- **What needs to be done**: Select the lines of the records containing the word "sessions" and list them.
====
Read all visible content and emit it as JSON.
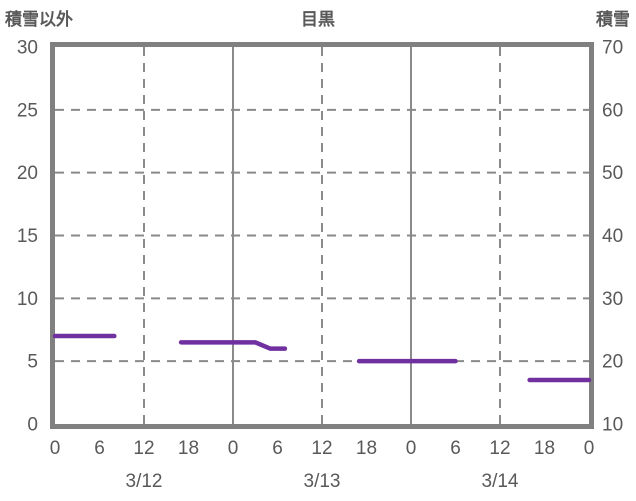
{
  "header": {
    "left_axis_title": "積雪以外",
    "chart_title": "目黒",
    "right_axis_title": "積雪"
  },
  "colors": {
    "line": "#7030A0",
    "frame": "#808080",
    "grid": "#8a8a8a",
    "text": "#595959",
    "background": "#ffffff"
  },
  "chart_data": {
    "type": "line",
    "title": "目黒",
    "left_axis": {
      "label": "積雪以外",
      "range": [
        0,
        30
      ],
      "ticks": [
        "0",
        "5",
        "10",
        "15",
        "20",
        "25",
        "30"
      ],
      "tick_values": [
        0,
        5,
        10,
        15,
        20,
        25,
        30
      ]
    },
    "right_axis": {
      "label": "積雪",
      "range": [
        10,
        70
      ],
      "ticks": [
        "10",
        "20",
        "30",
        "40",
        "50",
        "60",
        "70"
      ],
      "tick_values": [
        10,
        20,
        30,
        40,
        50,
        60,
        70
      ]
    },
    "x_axis": {
      "range_hours": [
        0,
        72
      ],
      "tick_step_hours": 6,
      "tick_labels": [
        "0",
        "6",
        "12",
        "18",
        "0",
        "6",
        "12",
        "18",
        "0",
        "6",
        "12",
        "18",
        "0"
      ],
      "date_labels": [
        {
          "label": "3/12",
          "hour": 12
        },
        {
          "label": "3/13",
          "hour": 36
        },
        {
          "label": "3/14",
          "hour": 60
        }
      ]
    },
    "gridlines": {
      "horizontal_left_values": [
        5,
        10,
        15,
        20,
        25
      ],
      "vertical_dashed_hours": [
        12,
        36,
        60
      ],
      "vertical_solid_hours": [
        24,
        48
      ],
      "grid_on": true
    },
    "series": [
      {
        "color": "#7030A0",
        "segments": [
          {
            "points_hour_leftvalue": [
              [
                0,
                7
              ],
              [
                8,
                7
              ]
            ]
          },
          {
            "points_hour_leftvalue": [
              [
                17,
                6.5
              ],
              [
                27,
                6.5
              ],
              [
                29,
                6
              ],
              [
                31,
                6
              ]
            ]
          },
          {
            "points_hour_leftvalue": [
              [
                41,
                5
              ],
              [
                54,
                5
              ]
            ]
          },
          {
            "points_hour_leftvalue": [
              [
                64,
                3.5
              ],
              [
                72,
                3.5
              ]
            ]
          }
        ]
      }
    ],
    "legend": {
      "visible": false
    }
  }
}
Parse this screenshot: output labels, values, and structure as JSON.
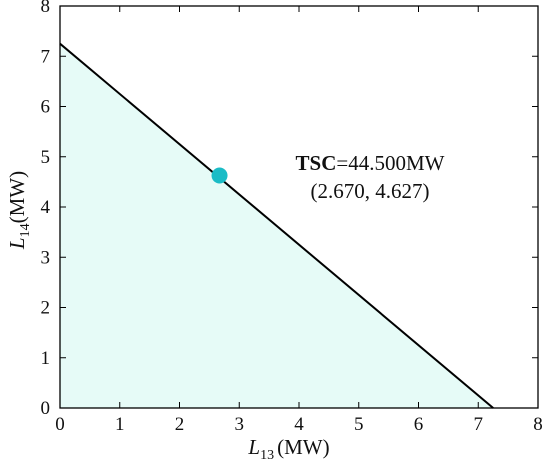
{
  "chart_data": {
    "type": "area",
    "xlim": [
      0,
      8
    ],
    "ylim": [
      0,
      8
    ],
    "xticks": [
      0,
      1,
      2,
      3,
      4,
      5,
      6,
      7,
      8
    ],
    "yticks": [
      0,
      1,
      2,
      3,
      4,
      5,
      6,
      7,
      8
    ],
    "xlabel": {
      "var": "L",
      "sub": "13",
      "unit": "(MW)"
    },
    "ylabel": {
      "var": "L",
      "sub": "14",
      "unit": "(MW)"
    },
    "grid": false,
    "boundary": {
      "x": [
        0,
        7.25
      ],
      "y": [
        7.25,
        0
      ],
      "color": "#000000"
    },
    "region_fill": "#e6fbf7",
    "point": {
      "x": 2.67,
      "y": 4.627,
      "color": "#1bbcc6"
    },
    "annotation": {
      "bold": "TSC",
      "rest": "=44.500MW",
      "coords": "(2.670, 4.627)"
    }
  }
}
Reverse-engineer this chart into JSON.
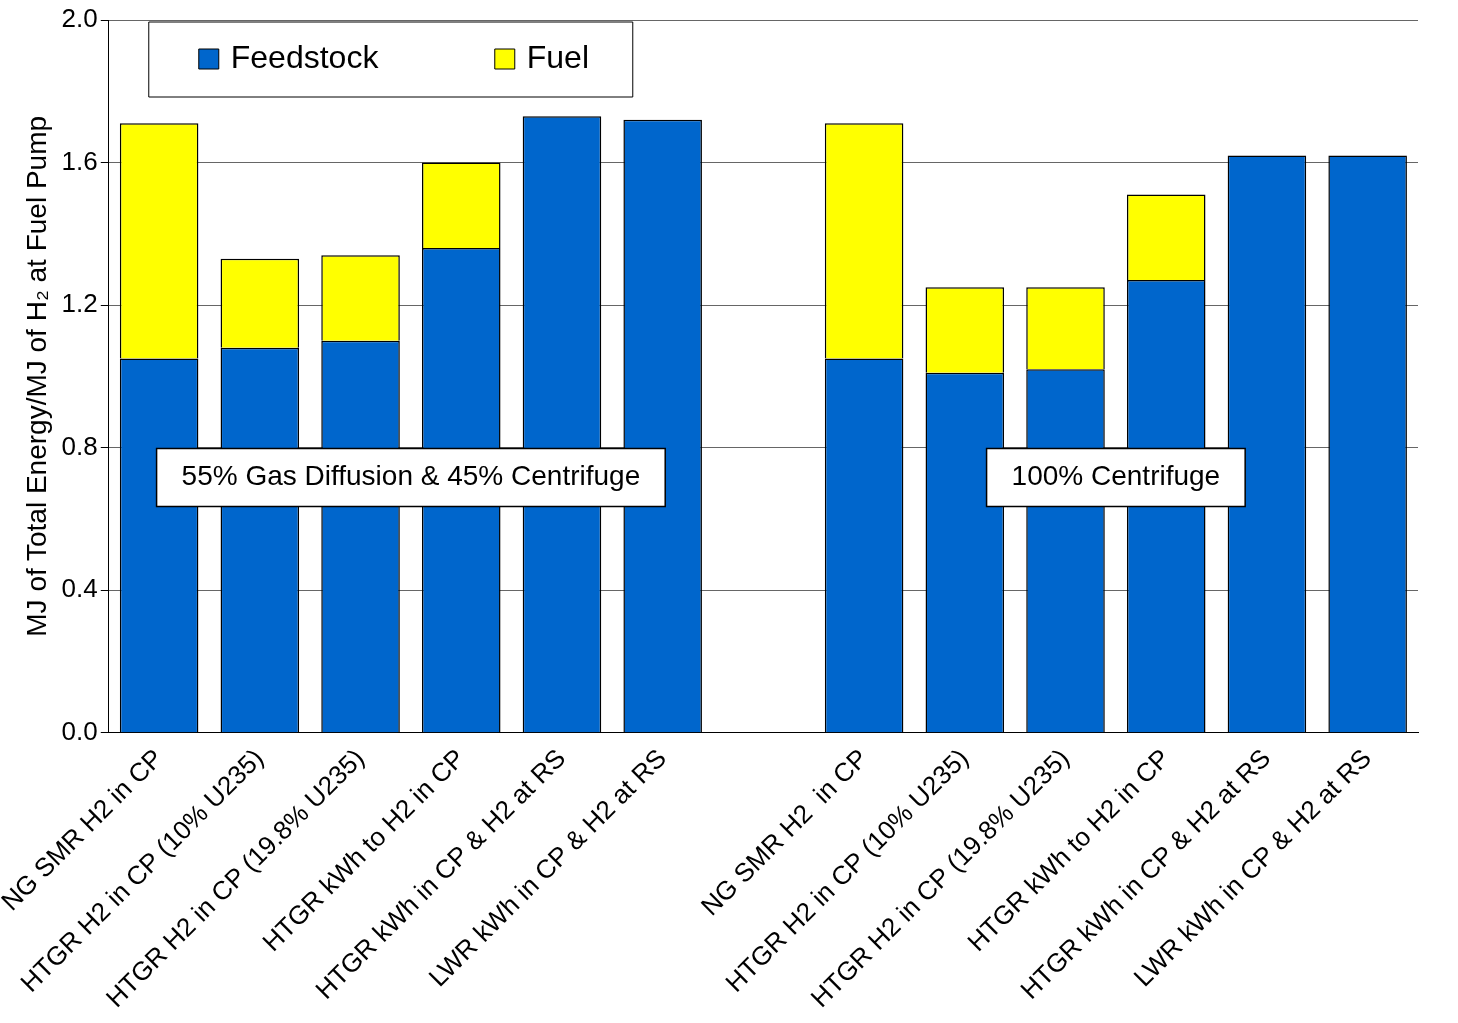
{
  "chart_data": {
    "type": "bar",
    "stacked": true,
    "ylabel": "MJ of Total Energy/MJ of H₂ at Fuel Pump",
    "categories": [
      "NG SMR H2 in CP",
      "HTGR H2 in CP (10% U235)",
      "HTGR H2 in CP (19.8% U235)",
      "HTGR kWh to H2 in CP",
      "HTGR kWh in CP & H2 at RS",
      "LWR kWh in CP & H2 at RS",
      null,
      "NG SMR H2  in CP",
      "HTGR H2 in CP (10% U235)",
      "HTGR H2 in CP (19.8% U235)",
      "HTGR kWh to H2 in CP",
      "HTGR kWh in CP & H2 at RS",
      "LWR kWh in CP & H2 at RS"
    ],
    "series": [
      {
        "name": "Feedstock",
        "color": "#0066cc",
        "values": [
          1.05,
          1.08,
          1.1,
          1.36,
          1.73,
          1.72,
          null,
          1.05,
          1.01,
          1.02,
          1.27,
          1.62,
          1.62
        ]
      },
      {
        "name": "Fuel",
        "color": "#ffff00",
        "values": [
          0.66,
          0.25,
          0.24,
          0.24,
          0,
          0,
          null,
          0.66,
          0.24,
          0.23,
          0.24,
          0,
          0
        ]
      }
    ],
    "ylim": [
      0,
      2
    ],
    "yticks": [
      {
        "value": 0,
        "label": "0.0"
      },
      {
        "value": 0.4,
        "label": "0.4"
      },
      {
        "value": 0.8,
        "label": "0.8"
      },
      {
        "value": 1.2,
        "label": "1.2"
      },
      {
        "value": 1.6,
        "label": "1.6"
      },
      {
        "value": 2,
        "label": "2.0"
      }
    ],
    "grid": "y",
    "legend": "top left",
    "annotations": [
      "55% Gas Diffusion & 45% Centrifuge",
      "100% Centrifuge"
    ]
  }
}
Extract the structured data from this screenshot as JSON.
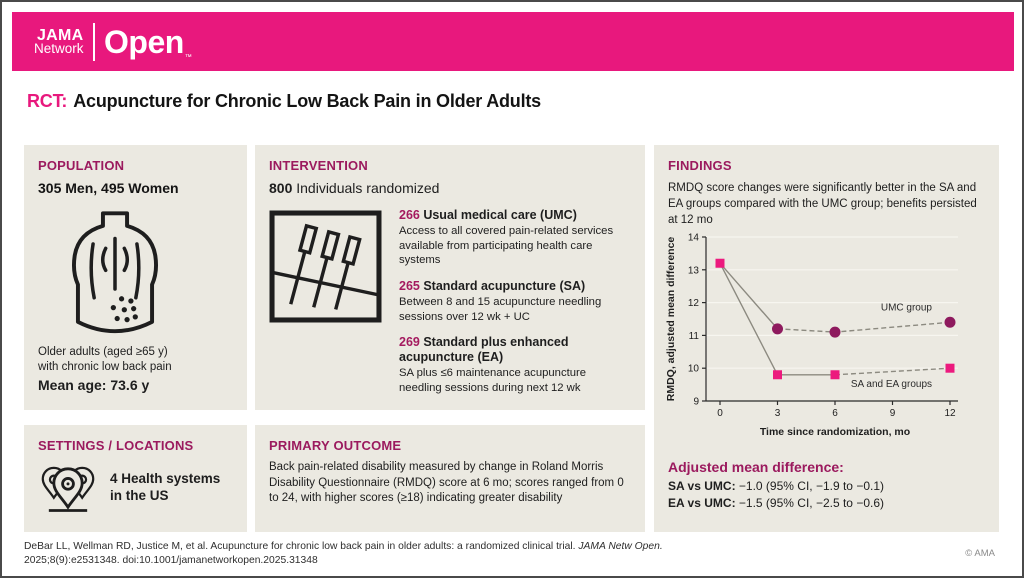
{
  "brand": {
    "jama": "JAMA",
    "network": "Network",
    "open": "Open",
    "tm": "™"
  },
  "title": {
    "tag": "RCT:",
    "text": "Acupuncture for Chronic Low Back Pain in Older Adults"
  },
  "population": {
    "heading": "POPULATION",
    "counts": "305 Men, 495 Women",
    "description_line1": "Older adults (aged ≥65 y)",
    "description_line2": "with chronic low back pain",
    "mean_age": "Mean age: 73.6 y"
  },
  "intervention": {
    "heading": "INTERVENTION",
    "count": "800",
    "count_suffix": " Individuals randomized",
    "arms": [
      {
        "n": "266",
        "name": " Usual medical care (UMC)",
        "description": "Access to all covered pain-related services available from participating health care systems"
      },
      {
        "n": "265",
        "name": " Standard acupuncture (SA)",
        "description": "Between 8 and 15 acupuncture needling sessions over 12 wk + UC"
      },
      {
        "n": "269",
        "name": " Standard plus enhanced acupuncture (EA)",
        "description": "SA plus ≤6 maintenance acupuncture needling sessions during next 12 wk"
      }
    ]
  },
  "settings": {
    "heading": "SETTINGS / LOCATIONS",
    "text_line1": "4 Health systems",
    "text_line2": "in the US"
  },
  "primary_outcome": {
    "heading": "PRIMARY OUTCOME",
    "text": "Back pain-related disability measured by change in Roland Morris Disability Questionnaire (RMDQ) score at 6 mo; scores ranged from 0 to 24, with higher scores (≥18) indicating greater disability"
  },
  "findings": {
    "heading": "FINDINGS",
    "summary": "RMDQ score changes were significantly better in the SA and EA groups compared with the UMC group; benefits persisted at 12 mo",
    "adjusted_heading": "Adjusted mean difference:",
    "comparisons": [
      {
        "label": "SA vs UMC:",
        "value": " −1.0 (95% CI, −1.9 to −0.1)"
      },
      {
        "label": "EA vs UMC:",
        "value": " −1.5 (95% CI, −2.5 to −0.6)"
      }
    ]
  },
  "chart_data": {
    "type": "line",
    "x": [
      0,
      3,
      6,
      12
    ],
    "series": [
      {
        "name": "UMC group",
        "values": [
          13.2,
          11.2,
          11.1,
          11.4
        ],
        "color": "#8E1A5E",
        "marker": "circle",
        "skip_first_marker": true,
        "dash_from_index": 1,
        "label_position": "above"
      },
      {
        "name": "SA and EA groups",
        "values": [
          13.2,
          9.8,
          9.8,
          10.0
        ],
        "color": "#EC1A7E",
        "marker": "square",
        "skip_first_marker": false,
        "dash_from_index": 2,
        "label_position": "below"
      }
    ],
    "xlabel": "Time since randomization, mo",
    "ylabel": "RMDQ, adjusted mean difference",
    "ylim": [
      9,
      14
    ],
    "yticks": [
      9,
      10,
      11,
      12,
      13,
      14
    ],
    "xticks": [
      0,
      3,
      6,
      9,
      12
    ],
    "grid": true,
    "legend_position": "inline-labels",
    "line_color": "#8C8A80"
  },
  "footer": {
    "citation_part1": "DeBar LL, Wellman RD, Justice M, et al. Acupuncture for chronic low back pain in older adults: a randomized clinical trial. ",
    "citation_journal": "JAMA Netw Open.",
    "citation_part2": " 2025;8(9):e2531348. doi:10.1001/jamanetworkopen.2025.31348",
    "copyright": "© AMA"
  },
  "colors": {
    "brand_pink": "#E8187D",
    "heading_magenta": "#9B1A5E",
    "panel_bg": "#EBE9E1",
    "umc_point": "#8E1A5E",
    "sa_point": "#EC1A7E",
    "chart_line_gray": "#8C8A80"
  }
}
====
- **Solution to this task**:
        "description": "Between 8 and 15 acupuncture needling sessions over 12 wk + UC"
        "description": "SA plus ≤6 maintenance acupuncture needling sessions during next 12 wk"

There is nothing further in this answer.